Stored entries
##########

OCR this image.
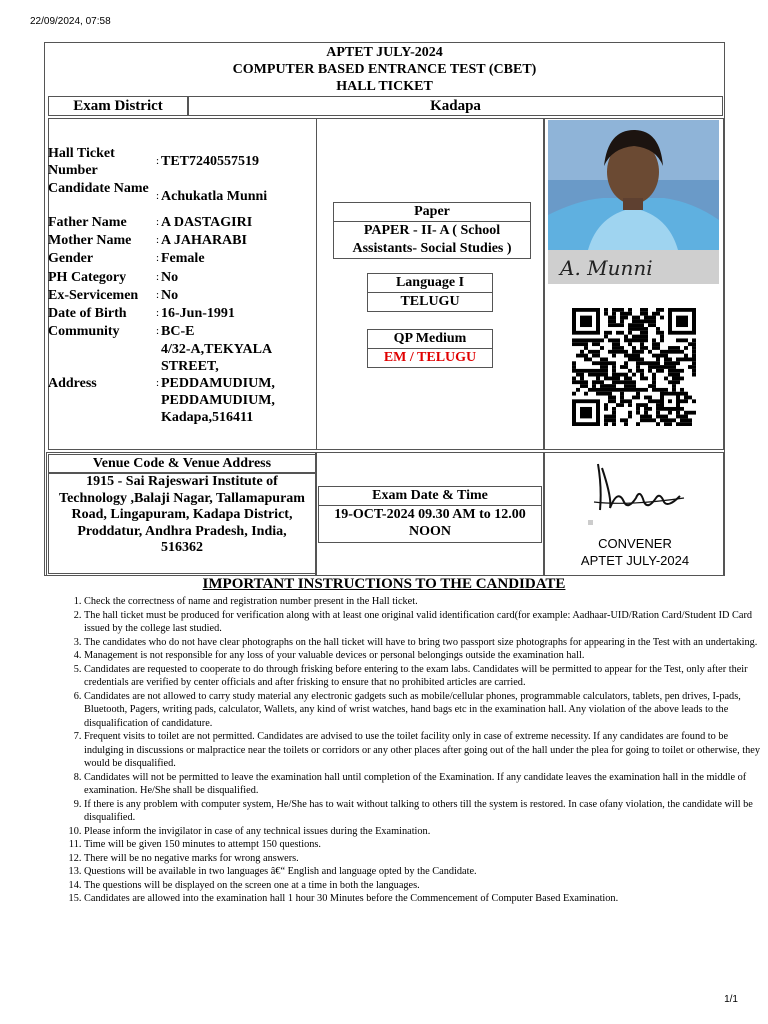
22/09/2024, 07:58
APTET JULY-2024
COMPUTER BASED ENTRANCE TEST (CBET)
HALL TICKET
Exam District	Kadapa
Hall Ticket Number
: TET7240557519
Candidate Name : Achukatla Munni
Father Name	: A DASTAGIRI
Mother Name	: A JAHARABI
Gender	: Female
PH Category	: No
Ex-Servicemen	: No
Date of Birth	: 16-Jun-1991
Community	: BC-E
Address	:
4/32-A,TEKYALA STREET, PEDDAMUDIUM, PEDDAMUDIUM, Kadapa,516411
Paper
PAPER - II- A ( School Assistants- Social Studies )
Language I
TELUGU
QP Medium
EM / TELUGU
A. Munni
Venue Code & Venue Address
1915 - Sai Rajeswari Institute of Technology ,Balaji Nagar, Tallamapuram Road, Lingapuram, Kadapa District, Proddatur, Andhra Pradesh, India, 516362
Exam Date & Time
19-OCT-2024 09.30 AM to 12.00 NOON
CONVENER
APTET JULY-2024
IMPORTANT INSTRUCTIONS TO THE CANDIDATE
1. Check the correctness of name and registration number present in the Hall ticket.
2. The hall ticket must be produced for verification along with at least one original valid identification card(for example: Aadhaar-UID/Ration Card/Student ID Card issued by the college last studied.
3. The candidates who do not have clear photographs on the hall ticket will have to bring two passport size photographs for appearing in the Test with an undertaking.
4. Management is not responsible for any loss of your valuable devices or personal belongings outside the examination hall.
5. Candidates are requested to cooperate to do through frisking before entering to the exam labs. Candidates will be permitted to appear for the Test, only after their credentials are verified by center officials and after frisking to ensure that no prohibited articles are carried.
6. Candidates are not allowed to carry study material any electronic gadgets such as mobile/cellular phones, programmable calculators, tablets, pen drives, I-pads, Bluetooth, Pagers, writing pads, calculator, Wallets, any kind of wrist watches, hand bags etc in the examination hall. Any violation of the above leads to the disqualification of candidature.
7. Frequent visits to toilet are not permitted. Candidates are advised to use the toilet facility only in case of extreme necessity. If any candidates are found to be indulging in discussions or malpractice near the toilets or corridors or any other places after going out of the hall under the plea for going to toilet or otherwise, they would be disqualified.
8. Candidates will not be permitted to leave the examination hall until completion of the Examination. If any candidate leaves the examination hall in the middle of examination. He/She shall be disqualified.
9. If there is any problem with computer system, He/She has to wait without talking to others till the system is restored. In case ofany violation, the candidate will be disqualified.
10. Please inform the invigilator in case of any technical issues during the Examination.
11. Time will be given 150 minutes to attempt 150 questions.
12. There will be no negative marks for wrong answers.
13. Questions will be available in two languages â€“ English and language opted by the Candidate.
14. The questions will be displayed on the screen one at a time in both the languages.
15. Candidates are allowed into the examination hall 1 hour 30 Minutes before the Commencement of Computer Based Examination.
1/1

##########

• WRITTEN INSTRUCTION
Find every line that holds "violation" and copy it.

• EXERCISE RESPONSE
6. Candidates are not allowed to carry study material any electronic gadgets such as mobile/cellular phones, programmable calculators, tablets, pen drives, I-pads, Bluetooth, Pagers, writing pads, calculator, Wallets, any kind of wrist watches, hand bags etc in the examination hall. Any violation of the above leads to the disqualification of candidature.
9. If there is any problem with computer system, He/She has to wait without talking to others till the system is restored. In case ofany violation, the candidate will be disqualified.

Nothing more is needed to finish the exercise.